▸ Records supplied
◇ ◇ ◇

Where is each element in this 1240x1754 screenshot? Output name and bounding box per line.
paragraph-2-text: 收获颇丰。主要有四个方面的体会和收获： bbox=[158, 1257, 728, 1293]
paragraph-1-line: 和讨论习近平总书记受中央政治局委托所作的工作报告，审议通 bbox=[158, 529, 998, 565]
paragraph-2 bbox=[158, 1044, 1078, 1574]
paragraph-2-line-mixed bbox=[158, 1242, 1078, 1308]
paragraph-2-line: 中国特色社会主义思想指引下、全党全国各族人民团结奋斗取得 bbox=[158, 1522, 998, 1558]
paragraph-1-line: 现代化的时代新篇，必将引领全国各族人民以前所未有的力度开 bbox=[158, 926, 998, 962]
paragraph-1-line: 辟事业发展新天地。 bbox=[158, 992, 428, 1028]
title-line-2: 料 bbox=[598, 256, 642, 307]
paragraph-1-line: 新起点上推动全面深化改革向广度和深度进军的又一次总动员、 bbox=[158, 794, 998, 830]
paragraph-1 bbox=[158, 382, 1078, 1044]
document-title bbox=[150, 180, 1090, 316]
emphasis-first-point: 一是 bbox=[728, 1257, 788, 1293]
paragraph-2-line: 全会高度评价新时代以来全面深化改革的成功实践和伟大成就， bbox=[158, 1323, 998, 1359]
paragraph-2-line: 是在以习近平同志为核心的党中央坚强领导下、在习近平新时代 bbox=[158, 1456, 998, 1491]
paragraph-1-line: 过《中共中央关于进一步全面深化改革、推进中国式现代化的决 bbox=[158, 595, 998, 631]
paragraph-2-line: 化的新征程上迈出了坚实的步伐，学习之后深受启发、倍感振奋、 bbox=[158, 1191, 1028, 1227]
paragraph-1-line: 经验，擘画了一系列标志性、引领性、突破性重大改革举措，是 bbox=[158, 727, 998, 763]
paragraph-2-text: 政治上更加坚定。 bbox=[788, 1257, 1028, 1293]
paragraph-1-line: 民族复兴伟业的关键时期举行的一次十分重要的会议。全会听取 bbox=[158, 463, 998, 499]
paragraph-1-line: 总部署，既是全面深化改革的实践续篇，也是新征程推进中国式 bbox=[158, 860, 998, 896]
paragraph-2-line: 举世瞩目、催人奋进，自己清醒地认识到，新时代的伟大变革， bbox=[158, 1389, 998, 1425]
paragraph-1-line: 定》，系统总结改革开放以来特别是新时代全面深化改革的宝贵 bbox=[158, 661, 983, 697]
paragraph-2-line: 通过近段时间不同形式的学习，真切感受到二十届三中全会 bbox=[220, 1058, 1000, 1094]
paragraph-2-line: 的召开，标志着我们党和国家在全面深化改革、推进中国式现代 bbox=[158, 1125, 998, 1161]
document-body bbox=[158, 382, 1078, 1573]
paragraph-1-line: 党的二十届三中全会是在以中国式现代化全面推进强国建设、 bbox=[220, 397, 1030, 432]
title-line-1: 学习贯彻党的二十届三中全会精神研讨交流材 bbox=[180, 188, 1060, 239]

◇ ◇ ◇

▸ Set exercise
Could you update the items above by replacing every "document-title" with "page-heading" and leaving everything else untouched?

▸ Result of the task
Where is each element in this 1240x1754 screenshot? Output name and bounding box per line.
paragraph-2-text: 收获颇丰。主要有四个方面的体会和收获： bbox=[158, 1257, 728, 1293]
paragraph-1-line: 和讨论习近平总书记受中央政治局委托所作的工作报告，审议通 bbox=[158, 529, 998, 565]
paragraph-2 bbox=[158, 1044, 1078, 1574]
paragraph-2-line-mixed bbox=[158, 1242, 1078, 1308]
paragraph-2-line: 中国特色社会主义思想指引下、全党全国各族人民团结奋斗取得 bbox=[158, 1522, 998, 1558]
paragraph-1-line: 现代化的时代新篇，必将引领全国各族人民以前所未有的力度开 bbox=[158, 926, 998, 962]
paragraph-1-line: 辟事业发展新天地。 bbox=[158, 992, 428, 1028]
title-line-2: 料 bbox=[598, 256, 642, 307]
paragraph-1-line: 新起点上推动全面深化改革向广度和深度进军的又一次总动员、 bbox=[158, 794, 998, 830]
paragraph-1 bbox=[158, 382, 1078, 1044]
page-heading bbox=[150, 180, 1090, 316]
emphasis-first-point: 一是 bbox=[728, 1257, 788, 1293]
paragraph-2-line: 全会高度评价新时代以来全面深化改革的成功实践和伟大成就， bbox=[158, 1323, 998, 1359]
paragraph-2-line: 是在以习近平同志为核心的党中央坚强领导下、在习近平新时代 bbox=[158, 1456, 998, 1491]
paragraph-1-line: 过《中共中央关于进一步全面深化改革、推进中国式现代化的决 bbox=[158, 595, 998, 631]
paragraph-2-line: 化的新征程上迈出了坚实的步伐，学习之后深受启发、倍感振奋、 bbox=[158, 1191, 1028, 1227]
paragraph-1-line: 经验，擘画了一系列标志性、引领性、突破性重大改革举措，是 bbox=[158, 727, 998, 763]
paragraph-2-text: 政治上更加坚定。 bbox=[788, 1257, 1028, 1293]
paragraph-1-line: 民族复兴伟业的关键时期举行的一次十分重要的会议。全会听取 bbox=[158, 463, 998, 499]
paragraph-1-line: 总部署，既是全面深化改革的实践续篇，也是新征程推进中国式 bbox=[158, 860, 998, 896]
paragraph-2-line: 举世瞩目、催人奋进，自己清醒地认识到，新时代的伟大变革， bbox=[158, 1389, 998, 1425]
paragraph-1-line: 定》，系统总结改革开放以来特别是新时代全面深化改革的宝贵 bbox=[158, 661, 983, 697]
paragraph-2-line: 通过近段时间不同形式的学习，真切感受到二十届三中全会 bbox=[220, 1058, 1000, 1094]
paragraph-2-line: 的召开，标志着我们党和国家在全面深化改革、推进中国式现代 bbox=[158, 1125, 998, 1161]
document-body bbox=[158, 382, 1078, 1573]
paragraph-1-line: 党的二十届三中全会是在以中国式现代化全面推进强国建设、 bbox=[220, 397, 1030, 432]
title-line-1: 学习贯彻党的二十届三中全会精神研讨交流材 bbox=[180, 188, 1060, 239]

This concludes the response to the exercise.